Filter this data down to the lines that hold "text", and copy them.

* begin DATA IN THIS EXERCISE *

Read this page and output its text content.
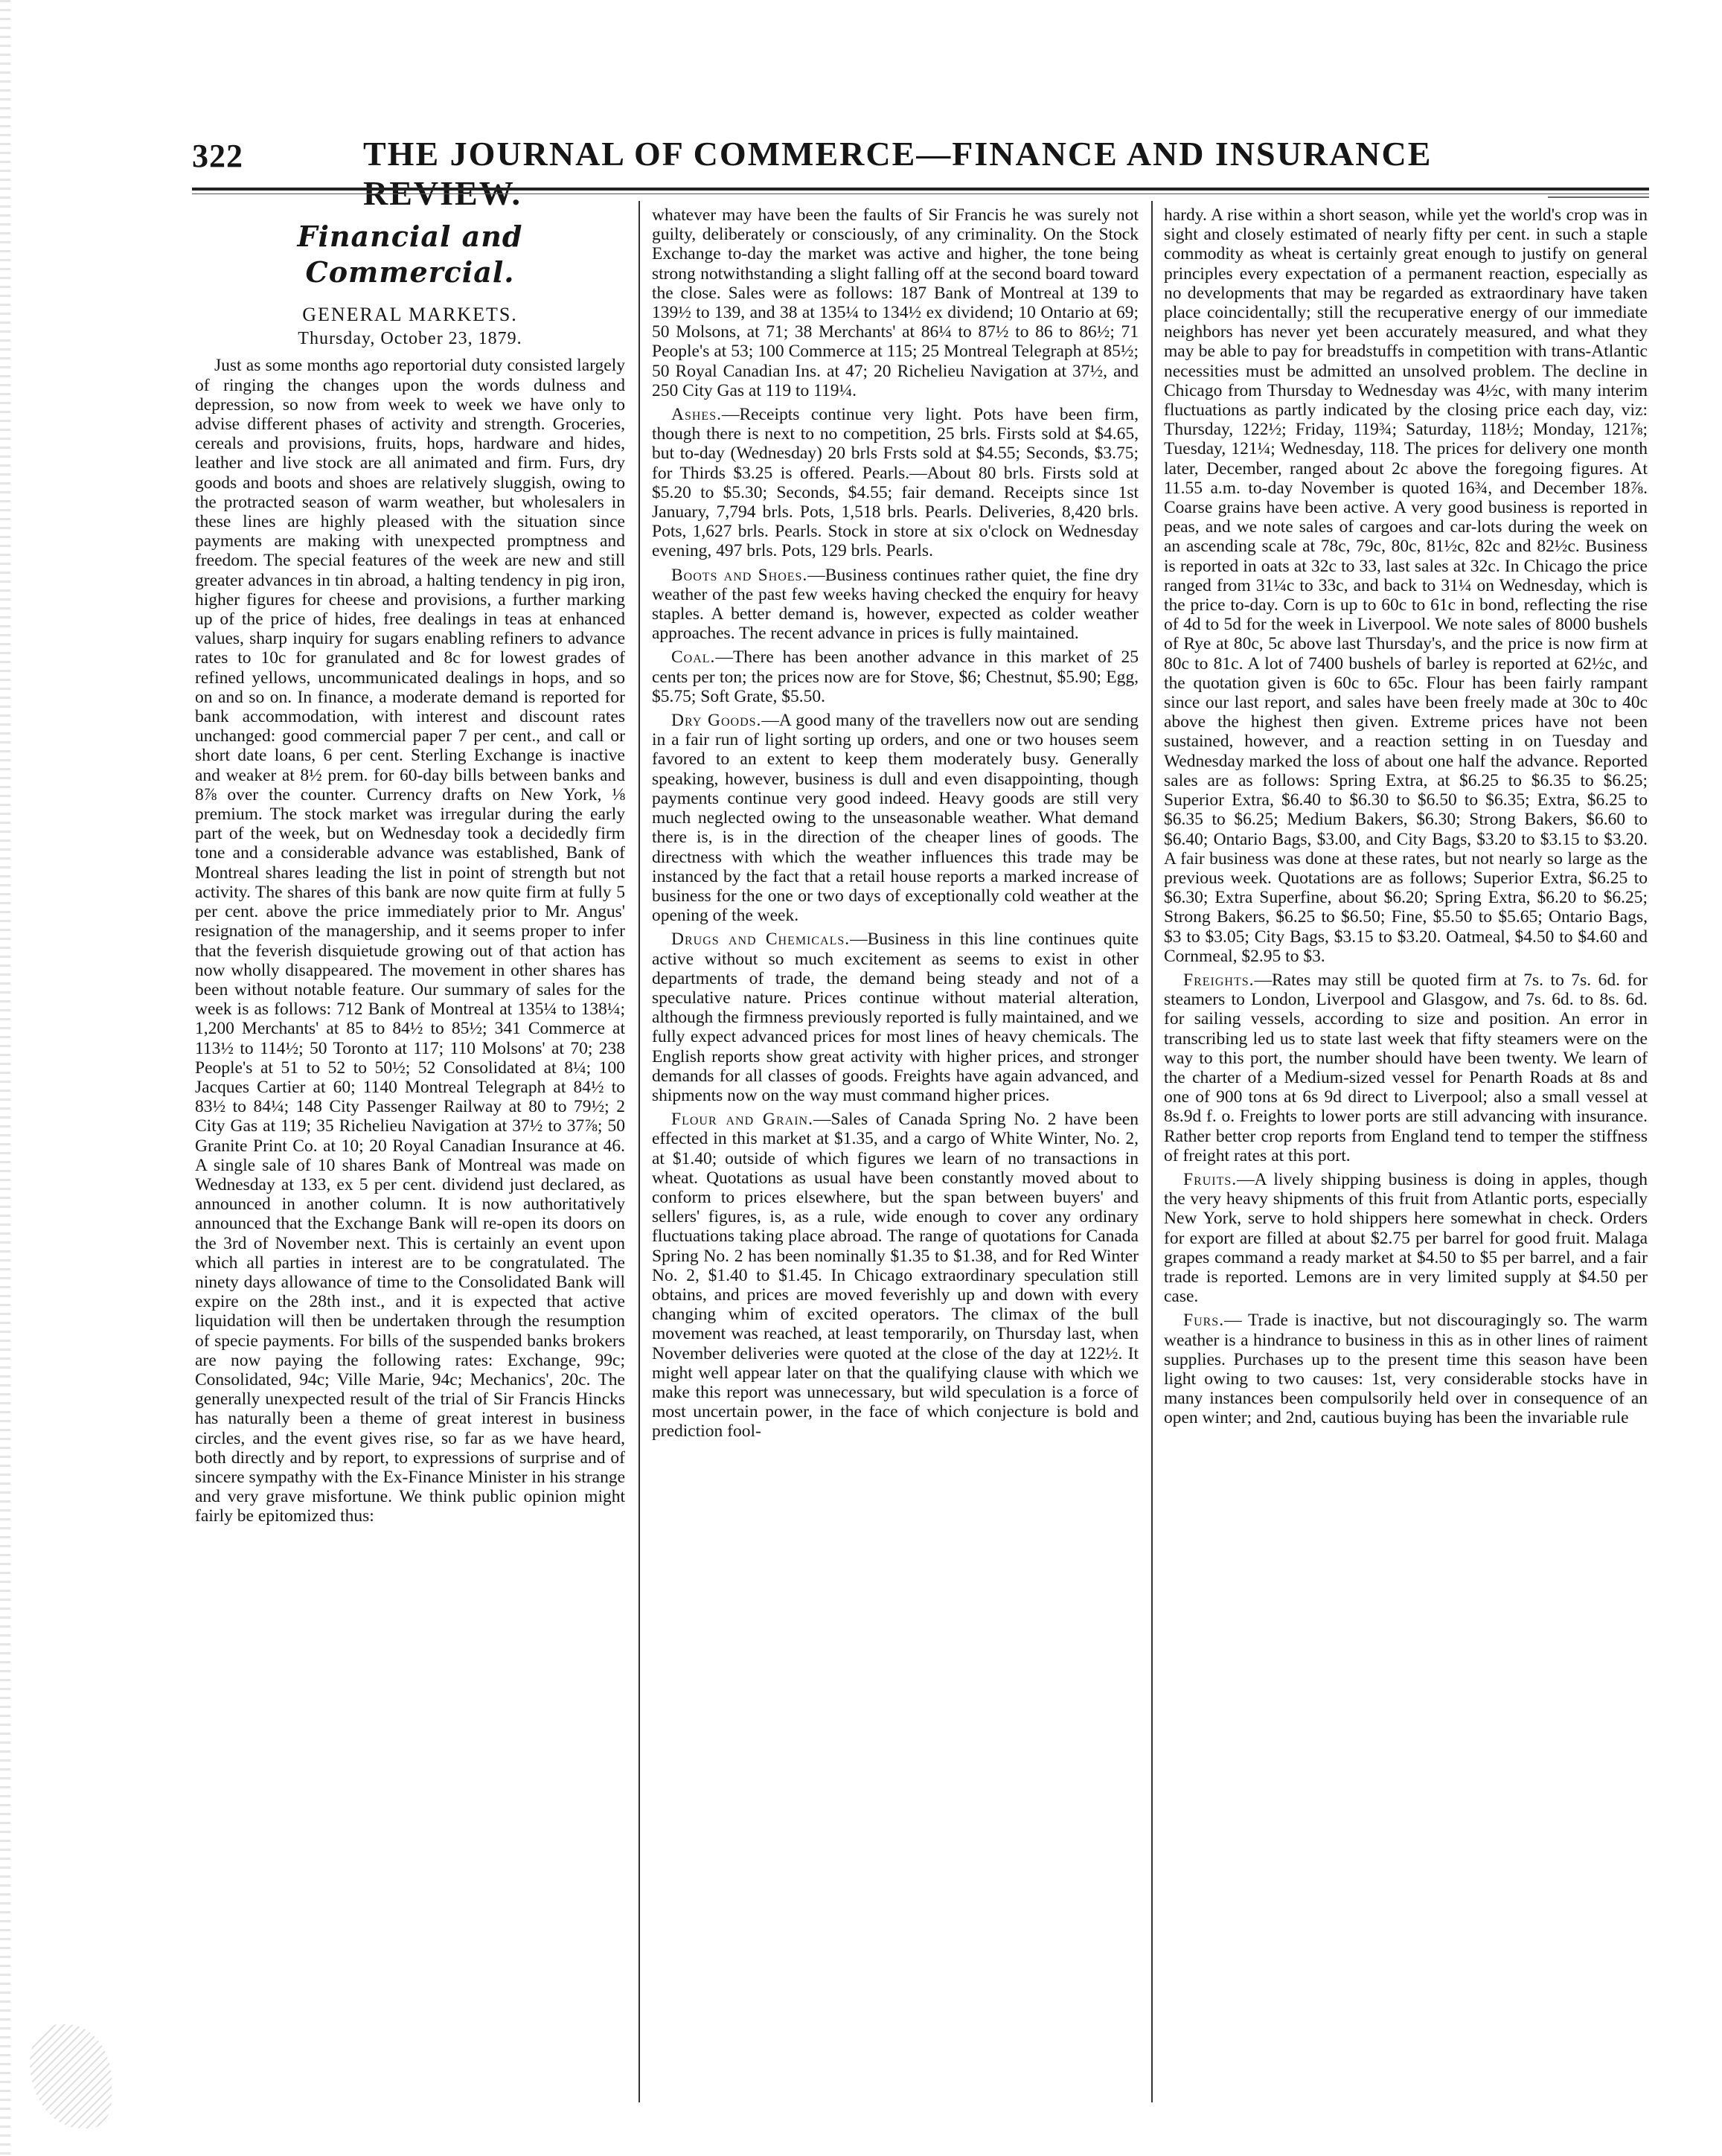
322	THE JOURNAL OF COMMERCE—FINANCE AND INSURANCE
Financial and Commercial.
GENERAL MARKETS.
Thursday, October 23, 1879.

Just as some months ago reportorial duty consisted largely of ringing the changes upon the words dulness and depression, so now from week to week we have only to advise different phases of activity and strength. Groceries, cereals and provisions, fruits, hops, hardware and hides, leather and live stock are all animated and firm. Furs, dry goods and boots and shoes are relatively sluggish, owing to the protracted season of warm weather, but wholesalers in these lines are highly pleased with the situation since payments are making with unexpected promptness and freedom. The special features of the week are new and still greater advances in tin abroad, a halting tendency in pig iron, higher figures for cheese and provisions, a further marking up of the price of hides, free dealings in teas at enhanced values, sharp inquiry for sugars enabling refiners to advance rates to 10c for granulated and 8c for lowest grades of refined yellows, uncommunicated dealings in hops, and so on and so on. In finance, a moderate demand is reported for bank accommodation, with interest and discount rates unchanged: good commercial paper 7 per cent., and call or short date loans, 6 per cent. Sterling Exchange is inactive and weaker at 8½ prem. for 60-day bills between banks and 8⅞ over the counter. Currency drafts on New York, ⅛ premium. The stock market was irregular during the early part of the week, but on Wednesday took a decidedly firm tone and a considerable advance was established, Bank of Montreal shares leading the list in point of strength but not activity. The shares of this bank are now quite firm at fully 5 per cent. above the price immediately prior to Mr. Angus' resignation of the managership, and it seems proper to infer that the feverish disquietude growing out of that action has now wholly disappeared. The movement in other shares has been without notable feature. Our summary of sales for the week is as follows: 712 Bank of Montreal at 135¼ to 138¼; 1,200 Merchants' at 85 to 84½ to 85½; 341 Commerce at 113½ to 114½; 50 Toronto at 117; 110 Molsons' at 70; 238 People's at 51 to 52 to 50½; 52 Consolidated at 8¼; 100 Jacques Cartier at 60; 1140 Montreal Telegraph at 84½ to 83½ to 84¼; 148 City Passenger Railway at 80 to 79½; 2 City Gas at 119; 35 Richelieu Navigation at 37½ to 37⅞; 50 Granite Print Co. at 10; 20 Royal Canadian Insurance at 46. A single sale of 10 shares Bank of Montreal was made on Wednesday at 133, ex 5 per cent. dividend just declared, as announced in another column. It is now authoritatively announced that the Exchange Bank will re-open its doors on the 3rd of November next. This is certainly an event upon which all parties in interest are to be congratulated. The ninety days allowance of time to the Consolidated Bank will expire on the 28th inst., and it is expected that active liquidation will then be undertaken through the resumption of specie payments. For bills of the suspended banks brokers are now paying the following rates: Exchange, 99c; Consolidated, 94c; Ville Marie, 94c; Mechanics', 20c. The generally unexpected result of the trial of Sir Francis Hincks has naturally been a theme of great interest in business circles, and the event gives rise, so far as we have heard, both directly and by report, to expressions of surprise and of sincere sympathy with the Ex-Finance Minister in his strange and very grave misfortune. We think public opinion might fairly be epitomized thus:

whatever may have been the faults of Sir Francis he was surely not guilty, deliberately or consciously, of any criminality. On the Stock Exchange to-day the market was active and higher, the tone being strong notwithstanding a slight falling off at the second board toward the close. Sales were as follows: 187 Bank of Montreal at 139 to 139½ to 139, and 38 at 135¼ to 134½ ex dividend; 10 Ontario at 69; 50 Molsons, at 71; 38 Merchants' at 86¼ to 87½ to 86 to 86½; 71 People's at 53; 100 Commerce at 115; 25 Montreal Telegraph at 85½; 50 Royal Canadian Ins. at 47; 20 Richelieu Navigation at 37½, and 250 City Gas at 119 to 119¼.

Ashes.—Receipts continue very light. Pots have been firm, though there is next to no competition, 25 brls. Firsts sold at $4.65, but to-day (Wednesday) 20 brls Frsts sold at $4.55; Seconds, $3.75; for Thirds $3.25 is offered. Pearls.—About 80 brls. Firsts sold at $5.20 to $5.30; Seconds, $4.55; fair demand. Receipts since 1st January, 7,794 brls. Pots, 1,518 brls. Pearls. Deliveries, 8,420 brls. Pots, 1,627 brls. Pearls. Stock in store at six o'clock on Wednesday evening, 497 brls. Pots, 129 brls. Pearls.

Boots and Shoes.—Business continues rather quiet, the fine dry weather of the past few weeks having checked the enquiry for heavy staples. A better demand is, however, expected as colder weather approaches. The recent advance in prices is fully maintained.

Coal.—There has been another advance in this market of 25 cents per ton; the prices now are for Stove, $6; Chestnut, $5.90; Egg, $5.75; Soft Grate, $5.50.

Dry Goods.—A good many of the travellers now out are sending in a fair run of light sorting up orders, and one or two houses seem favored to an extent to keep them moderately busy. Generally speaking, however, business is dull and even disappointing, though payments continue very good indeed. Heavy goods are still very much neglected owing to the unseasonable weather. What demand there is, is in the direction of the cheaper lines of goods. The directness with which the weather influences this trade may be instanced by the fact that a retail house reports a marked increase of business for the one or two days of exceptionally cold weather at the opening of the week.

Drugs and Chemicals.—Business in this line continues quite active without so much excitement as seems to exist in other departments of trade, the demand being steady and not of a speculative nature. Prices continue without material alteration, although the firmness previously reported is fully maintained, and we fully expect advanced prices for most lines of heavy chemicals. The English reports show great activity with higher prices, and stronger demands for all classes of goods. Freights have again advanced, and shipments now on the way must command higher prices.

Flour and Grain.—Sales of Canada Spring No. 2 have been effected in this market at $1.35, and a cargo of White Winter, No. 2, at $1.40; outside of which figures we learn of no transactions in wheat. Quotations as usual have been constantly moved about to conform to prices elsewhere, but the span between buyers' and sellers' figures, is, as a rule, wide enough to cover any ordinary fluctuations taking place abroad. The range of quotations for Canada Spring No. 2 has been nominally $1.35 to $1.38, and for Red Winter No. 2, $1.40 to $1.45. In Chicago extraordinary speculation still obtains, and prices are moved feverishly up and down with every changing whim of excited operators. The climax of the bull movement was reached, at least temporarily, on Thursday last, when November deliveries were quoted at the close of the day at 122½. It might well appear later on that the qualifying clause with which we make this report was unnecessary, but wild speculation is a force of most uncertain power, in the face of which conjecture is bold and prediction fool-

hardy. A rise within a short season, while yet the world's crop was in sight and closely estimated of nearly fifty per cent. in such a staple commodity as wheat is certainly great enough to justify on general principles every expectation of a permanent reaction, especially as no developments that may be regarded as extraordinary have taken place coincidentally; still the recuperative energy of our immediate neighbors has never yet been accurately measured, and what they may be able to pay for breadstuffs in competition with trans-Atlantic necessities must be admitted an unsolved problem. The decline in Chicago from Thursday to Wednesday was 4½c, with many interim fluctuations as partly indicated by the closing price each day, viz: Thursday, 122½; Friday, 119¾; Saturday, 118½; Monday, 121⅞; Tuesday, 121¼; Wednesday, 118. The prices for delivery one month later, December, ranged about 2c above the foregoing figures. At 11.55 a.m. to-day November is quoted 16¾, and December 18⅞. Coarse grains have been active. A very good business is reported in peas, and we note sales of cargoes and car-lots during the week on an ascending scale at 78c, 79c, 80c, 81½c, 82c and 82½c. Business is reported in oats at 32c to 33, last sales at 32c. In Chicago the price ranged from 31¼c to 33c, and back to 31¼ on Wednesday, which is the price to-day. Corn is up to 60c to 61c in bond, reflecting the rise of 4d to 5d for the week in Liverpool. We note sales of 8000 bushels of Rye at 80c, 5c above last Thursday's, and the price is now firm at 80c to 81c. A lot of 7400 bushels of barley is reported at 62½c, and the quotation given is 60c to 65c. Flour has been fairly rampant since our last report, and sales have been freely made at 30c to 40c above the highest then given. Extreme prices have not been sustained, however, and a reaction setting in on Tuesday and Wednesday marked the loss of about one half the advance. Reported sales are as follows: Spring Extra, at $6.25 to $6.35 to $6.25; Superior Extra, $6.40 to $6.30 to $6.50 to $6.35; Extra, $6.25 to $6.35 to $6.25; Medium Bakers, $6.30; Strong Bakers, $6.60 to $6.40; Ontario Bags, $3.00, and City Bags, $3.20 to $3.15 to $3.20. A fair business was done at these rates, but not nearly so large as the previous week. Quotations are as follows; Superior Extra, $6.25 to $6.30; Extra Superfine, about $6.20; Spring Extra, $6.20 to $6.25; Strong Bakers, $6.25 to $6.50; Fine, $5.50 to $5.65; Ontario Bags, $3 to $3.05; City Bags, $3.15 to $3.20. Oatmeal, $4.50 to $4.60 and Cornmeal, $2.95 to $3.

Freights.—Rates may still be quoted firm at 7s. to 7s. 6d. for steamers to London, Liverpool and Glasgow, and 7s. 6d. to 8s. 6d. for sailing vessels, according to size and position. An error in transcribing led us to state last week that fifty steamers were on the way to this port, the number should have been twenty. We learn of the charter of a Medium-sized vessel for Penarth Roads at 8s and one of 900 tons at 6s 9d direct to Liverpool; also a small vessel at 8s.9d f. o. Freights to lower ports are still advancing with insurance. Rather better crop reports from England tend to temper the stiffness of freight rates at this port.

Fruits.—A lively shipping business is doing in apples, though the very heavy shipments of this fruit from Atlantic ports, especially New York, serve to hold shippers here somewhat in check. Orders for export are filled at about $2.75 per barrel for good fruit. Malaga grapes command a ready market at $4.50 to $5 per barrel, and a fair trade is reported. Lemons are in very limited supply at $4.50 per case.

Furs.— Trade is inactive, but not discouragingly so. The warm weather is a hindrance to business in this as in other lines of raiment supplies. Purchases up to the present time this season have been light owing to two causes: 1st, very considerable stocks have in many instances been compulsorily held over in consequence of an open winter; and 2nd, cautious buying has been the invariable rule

* end DATA IN THIS EXERCISE *
* begin DATA IN THIS EXERCISE *

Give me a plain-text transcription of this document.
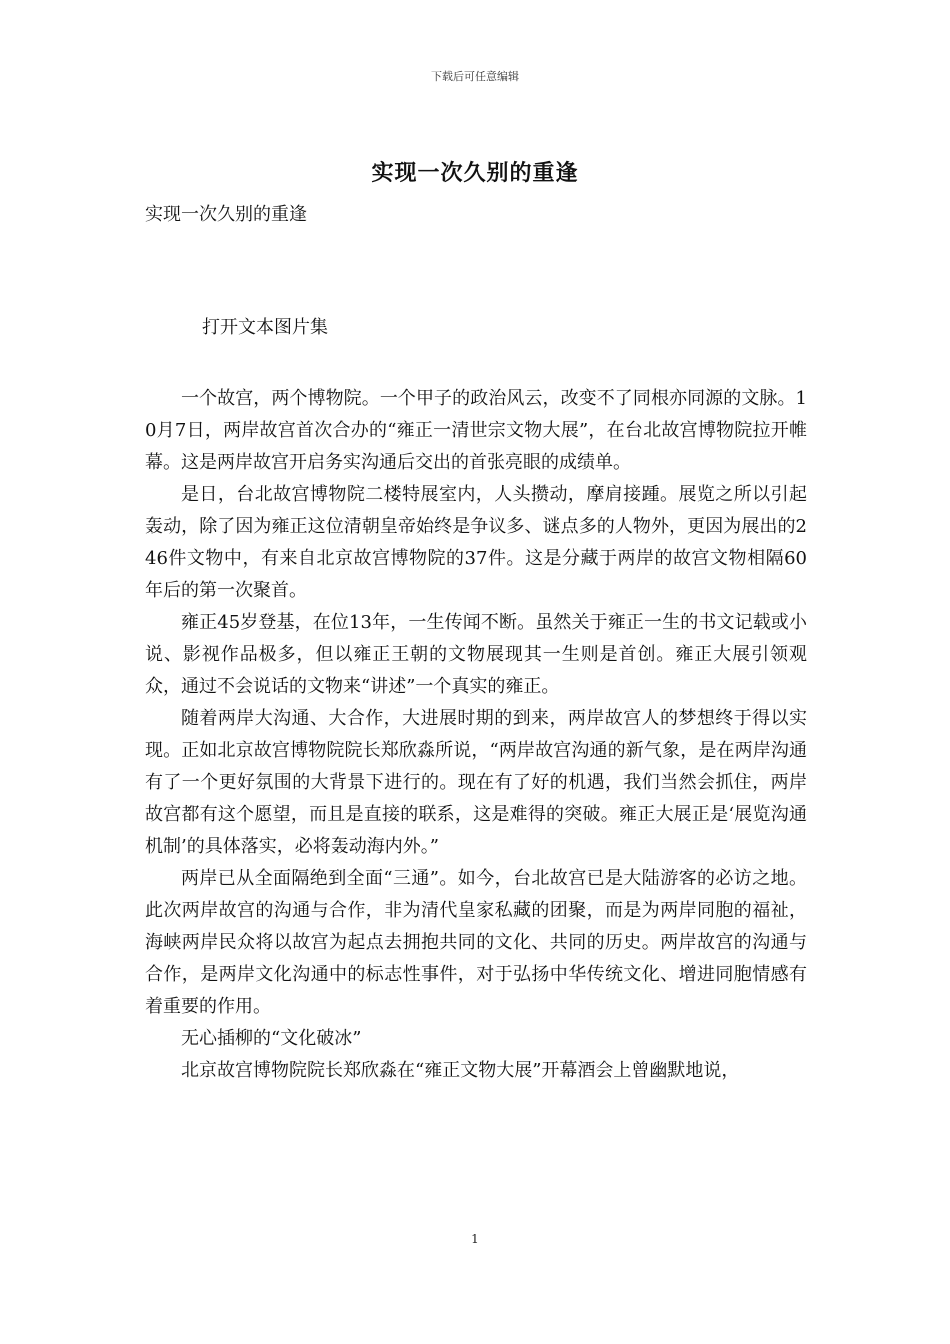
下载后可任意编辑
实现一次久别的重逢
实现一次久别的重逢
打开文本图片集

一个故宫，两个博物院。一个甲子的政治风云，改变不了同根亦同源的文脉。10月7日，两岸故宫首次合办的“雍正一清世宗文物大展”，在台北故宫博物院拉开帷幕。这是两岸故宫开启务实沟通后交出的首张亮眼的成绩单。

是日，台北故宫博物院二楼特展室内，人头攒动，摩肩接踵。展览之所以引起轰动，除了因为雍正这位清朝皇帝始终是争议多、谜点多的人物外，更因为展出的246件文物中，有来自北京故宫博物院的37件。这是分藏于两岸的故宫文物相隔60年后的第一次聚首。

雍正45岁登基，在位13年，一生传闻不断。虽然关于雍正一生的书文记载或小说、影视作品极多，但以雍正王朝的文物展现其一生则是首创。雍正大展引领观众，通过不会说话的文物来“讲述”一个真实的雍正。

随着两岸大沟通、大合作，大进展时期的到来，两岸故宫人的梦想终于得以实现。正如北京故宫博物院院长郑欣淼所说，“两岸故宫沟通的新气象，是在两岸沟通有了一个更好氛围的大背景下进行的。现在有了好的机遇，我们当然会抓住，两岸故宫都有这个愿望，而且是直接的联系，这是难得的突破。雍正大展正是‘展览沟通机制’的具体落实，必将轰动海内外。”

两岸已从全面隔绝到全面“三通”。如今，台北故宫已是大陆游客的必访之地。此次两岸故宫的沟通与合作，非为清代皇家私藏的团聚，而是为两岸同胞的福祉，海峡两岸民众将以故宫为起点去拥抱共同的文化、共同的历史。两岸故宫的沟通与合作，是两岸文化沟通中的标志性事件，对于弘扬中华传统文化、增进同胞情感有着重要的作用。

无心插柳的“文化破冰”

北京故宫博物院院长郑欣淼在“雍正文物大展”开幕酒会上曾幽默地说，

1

* end DATA IN THIS EXERCISE *

● **WRITTEN RESPONSE**
Read this page and output its text content.
Give me a plain-text transcription of this document.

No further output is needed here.